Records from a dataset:
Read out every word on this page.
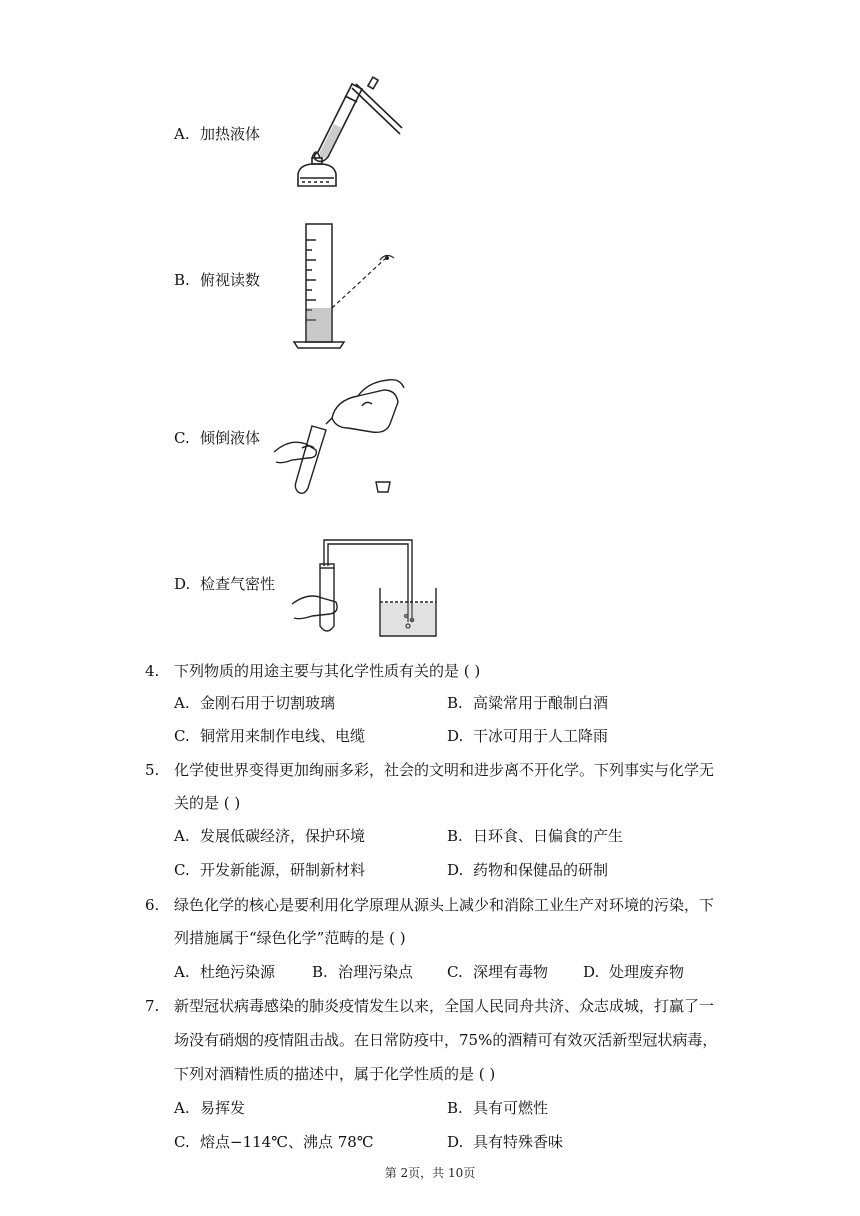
A. 加热液体
B. 俯视读数
C. 倾倒液体
D. 检查气密性
4. 下列物质的用途主要与其化学性质有关的是 ( )
A. 金刚石用于切割玻璃	B. 高粱常用于酿制白酒
C. 铜常用来制作电线、电缆	D. 干冰可用于人工降雨
5. 化学使世界变得更加绚丽多彩，社会的文明和进步离不开化学。下列事实与化学无
关的是 ( )
A. 发展低碳经济，保护环境	B. 日环食、日偏食的产生
C. 开发新能源，研制新材料	D. 药物和保健品的研制
6. 绿色化学的核心是要利用化学原理从源头上减少和消除工业生产对环境的污染，下
列措施属于“绿色化学”范畴的是 ( )
A. 杜绝污染源 B. 治理污染点 C. 深埋有毒物 D. 处理废弃物
7. 新型冠状病毒感染的肺炎疫情发生以来，全国人民同舟共济、众志成城，打赢了一
场没有硝烟的疫情阻击战。在日常防疫中，75%的酒精可有效灭活新型冠状病毒，
下列对酒精性质的描述中，属于化学性质的是 ( )
A. 易挥发	B. 具有可燃性
C. 熔点−114℃、沸点 78℃	D. 具有特殊香味
第 2页，共 10页
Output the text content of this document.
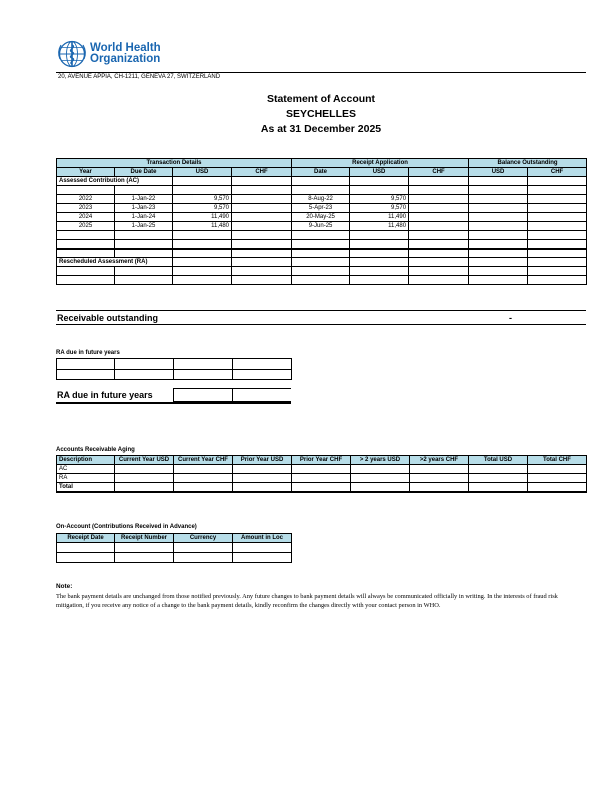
World Health
Organization
20, AVENUE APPIA, CH-1211, GENEVA 27, SWITZERLAND
Statement of Account
SEYCHELLES
As at 31 December 2025
Transaction Details				Receipt Application			Balance Outstanding	
Year	Due Date	USD	CHF	Date	USD	CHF	USD	CHF
Assessed Contribution (AC)								

2022	1-Jan-22	9,570		8-Aug-22	9,570			
2023	1-Jan-23	9,570		5-Apr-23	9,570			
2024	1-Jan-24	11,490		20-May-25	11,490			
2025	1-Jan-25	11,480		9-Jun-25	11,480			

Rescheduled Assessment (RA)								

Receivable outstanding	-
RA due in future years

RA due in future years

Accounts Receivable Aging
Description	Current Year USD	Current Year CHF	Prior Year USD	Prior Year CHF	> 2 years USD	>2 years CHF	Total USD	Total CHF
AC								
RA								
Total								
On-Account (Contributions Received in Advance)
Receipt Date	Receipt Number	Currency	Amount in Loc

Note:
The bank payment details are unchanged from those notified previously. Any future changes to bank payment details will always be communicated officially in writing. In the interests of fraud risk mitigation, if you receive any notice of a change to the bank payment details, kindly reconfirm the changes directly with your contact person in WHO.
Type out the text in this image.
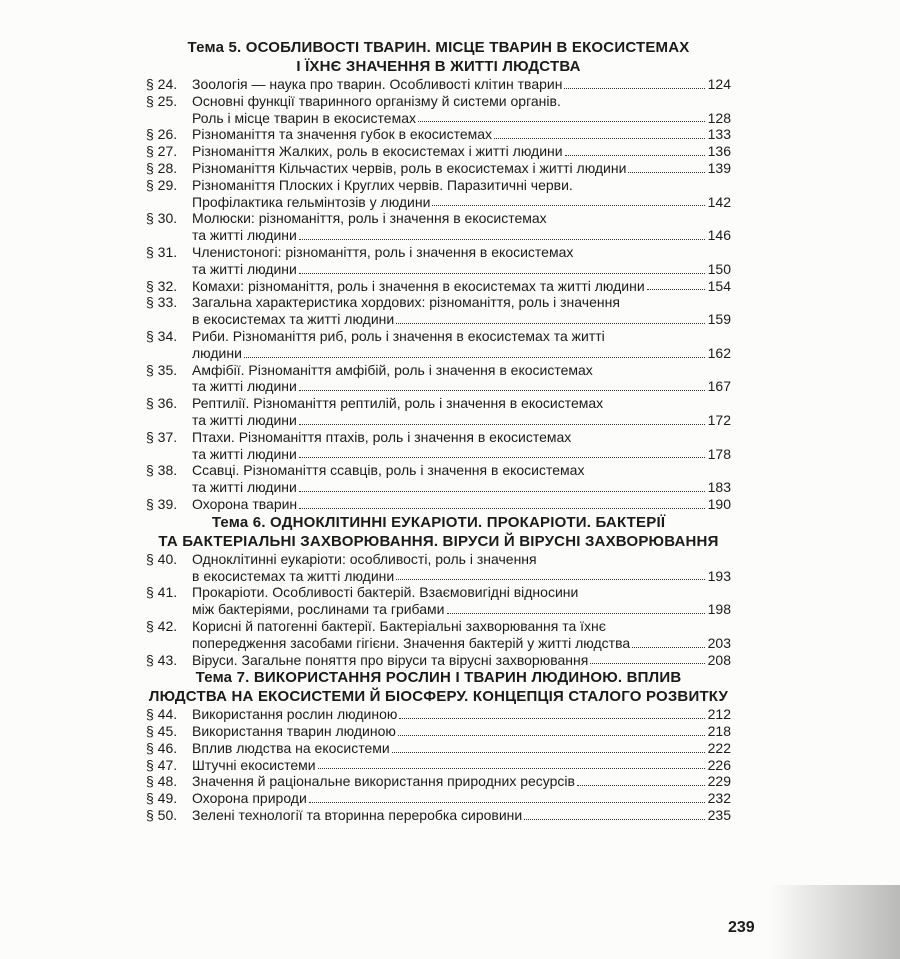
Тема 5. ОСОБЛИВОСТІ ТВАРИН. МІСЦЕ ТВАРИН В ЕКОСИСТЕМАХ
І ЇХНЄ ЗНАЧЕННЯ В ЖИТТІ ЛЮДСТВА
§ 24.	Зоологія — наука про тварин. Особливості клітин тварин	124
§ 25.	Основні функції тваринного організму й системи органів.
Роль і місце тварин в екосистемах	128
§ 26.	Різноманіття та значення губок в екосистемах	133
§ 27.	Різноманіття Жалких, роль в екосистемах і житті людини	136
§ 28.	Різноманіття Кільчастих червів, роль в екосистемах і житті людини	139
§ 29.	Різноманіття Плоских і Круглих червів. Паразитичні черви.
Профілактика гельмінтозів у людини	142
§ 30.	Молюски: різноманіття, роль і значення в екосистемах
та житті людини	146
§ 31.	Членистоногі: різноманіття, роль і значення в екосистемах
та житті людини	150
§ 32.	Комахи: різноманіття, роль і значення в екосистемах та житті людини	154
§ 33.	Загальна характеристика хордових: різноманіття, роль і значення
в екосистемах та житті людини	159
§ 34.	Риби. Різноманіття риб, роль і значення в екосистемах та житті
людини	162
§ 35.	Амфібії. Різноманіття амфібій, роль і значення в екосистемах
та житті людини	167
§ 36.	Рептилії. Різноманіття рептилій, роль і значення в екосистемах
та житті людини	172
§ 37.	Птахи. Різноманіття птахів, роль і значення в екосистемах
та житті людини	178
§ 38.	Ссавці. Різноманіття ссавців, роль і значення в екосистемах
та житті людини	183
§ 39.	Охорона тварин	190
Тема 6. ОДНОКЛІТИННІ ЕУКАРІОТИ. ПРОКАРІОТИ. БАКТЕРІЇ
ТА БАКТЕРІАЛЬНІ ЗАХВОРЮВАННЯ. ВІРУСИ Й ВІРУСНІ ЗАХВОРЮВАННЯ
§ 40.	Одноклітинні еукаріоти: особливості, роль і значення
в екосистемах та житті людини	193
§ 41.	Прокаріоти. Особливості бактерій. Взаємовигідні відносини
між бактеріями, рослинами та грибами	198
§ 42.	Корисні й патогенні бактерії. Бактеріальні захворювання та їхнє
попередження засобами гігієни. Значення бактерій у житті людства	203
§ 43.	Віруси. Загальне поняття про віруси та вірусні захворювання	208
Тема 7. ВИКОРИСТАННЯ РОСЛИН І ТВАРИН ЛЮДИНОЮ. ВПЛИВ
ЛЮДСТВА НА ЕКОСИСТЕМИ Й БІОСФЕРУ. КОНЦЕПЦІЯ СТАЛОГО РОЗВИТКУ
§ 44.	Використання рослин людиною	212
§ 45.	Використання тварин людиною	218
§ 46.	Вплив людства на екосистеми	222
§ 47.	Штучні екосистеми	226
§ 48.	Значення й раціональне використання природних ресурсів	229
§ 49.	Охорона природи	232
§ 50.	Зелені технології та вторинна переробка сировини	235
239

*DIRECTIVE*
Set down all the entries exactly as they appear, but skip any pictures.

*RESPONSE*
Read out every word on this page.
A. 加热液体
B. 俯视读数
C. 倾倒液体
D. 检查气密性
4. 下列物质的用途主要与其化学性质有关的是 ( )
A. 金刚石用于切割玻璃	B. 高粱常用于酿制白酒
C. 铜常用来制作电线、电缆	D. 干冰可用于人工降雨
5. 化学使世界变得更加绚丽多彩，社会的文明和进步离不开化学。下列事实与化学无
关的是 ( )
A. 发展低碳经济，保护环境	B. 日环食、日偏食的产生
C. 开发新能源，研制新材料	D. 药物和保健品的研制
6. 绿色化学的核心是要利用化学原理从源头上减少和消除工业生产对环境的污染，下
列措施属于“绿色化学”范畴的是 ( )
A. 杜绝污染源 B. 治理污染点 C. 深埋有毒物 D. 处理废弃物
7. 新型冠状病毒感染的肺炎疫情发生以来，全国人民同舟共济、众志成城，打赢了一
场没有硝烟的疫情阻击战。在日常防疫中，75%的酒精可有效灭活新型冠状病毒，
下列对酒精性质的描述中，属于化学性质的是 ( )
A. 易挥发	B. 具有可燃性
C. 熔点−114℃、沸点 78℃	D. 具有特殊香味
第 2页，共 10页
Output the text content of this document.
World Health
Organization
20, AVENUE APPIA, CH-1211, GENEVA 27, SWITZERLAND
Statement of Account
SEYCHELLES
As at 31 December 2025
Transaction Details				Receipt Application			Balance Outstanding	
Year	Due Date	USD	CHF	Date	USD	CHF	USD	CHF
Assessed Contribution (AC)								

2022	1-Jan-22	9,570		8-Aug-22	9,570			
2023	1-Jan-23	9,570		5-Apr-23	9,570			
2024	1-Jan-24	11,490		20-May-25	11,490			
2025	1-Jan-25	11,480		9-Jun-25	11,480			

Rescheduled Assessment (RA)								

Receivable outstanding	-
RA due in future years

RA due in future years

Accounts Receivable Aging
Description	Current Year USD	Current Year CHF	Prior Year USD	Prior Year CHF	> 2 years USD	>2 years CHF	Total USD	Total CHF
AC								
RA								
Total								
On-Account (Contributions Received in Advance)
Receipt Date	Receipt Number	Currency	Amount in Loc

Note:
The bank payment details are unchanged from those notified previously. Any future changes to bank payment details will always be communicated officially in writing. In the interests of fraud risk mitigation, if you receive any notice of a change to the bank payment details, kindly reconfirm the changes directly with your contact person in WHO.
Type out the text in this image.
Тема 5. ОСОБЛИВОСТІ ТВАРИН. МІСЦЕ ТВАРИН В ЕКОСИСТЕМАХ
І ЇХНЄ ЗНАЧЕННЯ В ЖИТТІ ЛЮДСТВА
§ 24.	Зоологія — наука про тварин. Особливості клітин тварин	124
§ 25.	Основні функції тваринного організму й системи органів.
Роль і місце тварин в екосистемах	128
§ 26.	Різноманіття та значення губок в екосистемах	133
§ 27.	Різноманіття Жалких, роль в екосистемах і житті людини	136
§ 28.	Різноманіття Кільчастих червів, роль в екосистемах і житті людини	139
§ 29.	Різноманіття Плоских і Круглих червів. Паразитичні черви.
Профілактика гельмінтозів у людини	142
§ 30.	Молюски: різноманіття, роль і значення в екосистемах
та житті людини	146
§ 31.	Членистоногі: різноманіття, роль і значення в екосистемах
та житті людини	150
§ 32.	Комахи: різноманіття, роль і значення в екосистемах та житті людини	154
§ 33.	Загальна характеристика хордових: різноманіття, роль і значення
в екосистемах та житті людини	159
§ 34.	Риби. Різноманіття риб, роль і значення в екосистемах та житті
людини	162
§ 35.	Амфібії. Різноманіття амфібій, роль і значення в екосистемах
та житті людини	167
§ 36.	Рептилії. Різноманіття рептилій, роль і значення в екосистемах
та житті людини	172
§ 37.	Птахи. Різноманіття птахів, роль і значення в екосистемах
та житті людини	178
§ 38.	Ссавці. Різноманіття ссавців, роль і значення в екосистемах
та житті людини	183
§ 39.	Охорона тварин	190
Тема 6. ОДНОКЛІТИННІ ЕУКАРІОТИ. ПРОКАРІОТИ. БАКТЕРІЇ
ТА БАКТЕРІАЛЬНІ ЗАХВОРЮВАННЯ. ВІРУСИ Й ВІРУСНІ ЗАХВОРЮВАННЯ
§ 40.	Одноклітинні еукаріоти: особливості, роль і значення
в екосистемах та житті людини	193
§ 41.	Прокаріоти. Особливості бактерій. Взаємовигідні відносини
між бактеріями, рослинами та грибами	198
§ 42.	Корисні й патогенні бактерії. Бактеріальні захворювання та їхнє
попередження засобами гігієни. Значення бактерій у житті людства	203
§ 43.	Віруси. Загальне поняття про віруси та вірусні захворювання	208
Тема 7. ВИКОРИСТАННЯ РОСЛИН І ТВАРИН ЛЮДИНОЮ. ВПЛИВ
ЛЮДСТВА НА ЕКОСИСТЕМИ Й БІОСФЕРУ. КОНЦЕПЦІЯ СТАЛОГО РОЗВИТКУ
§ 44.	Використання рослин людиною	212
§ 45.	Використання тварин людиною	218
§ 46.	Вплив людства на екосистеми	222
§ 47.	Штучні екосистеми	226
§ 48.	Значення й раціональне використання природних ресурсів	229
§ 49.	Охорона природи	232
§ 50.	Зелені технології та вторинна переробка сировини	235
239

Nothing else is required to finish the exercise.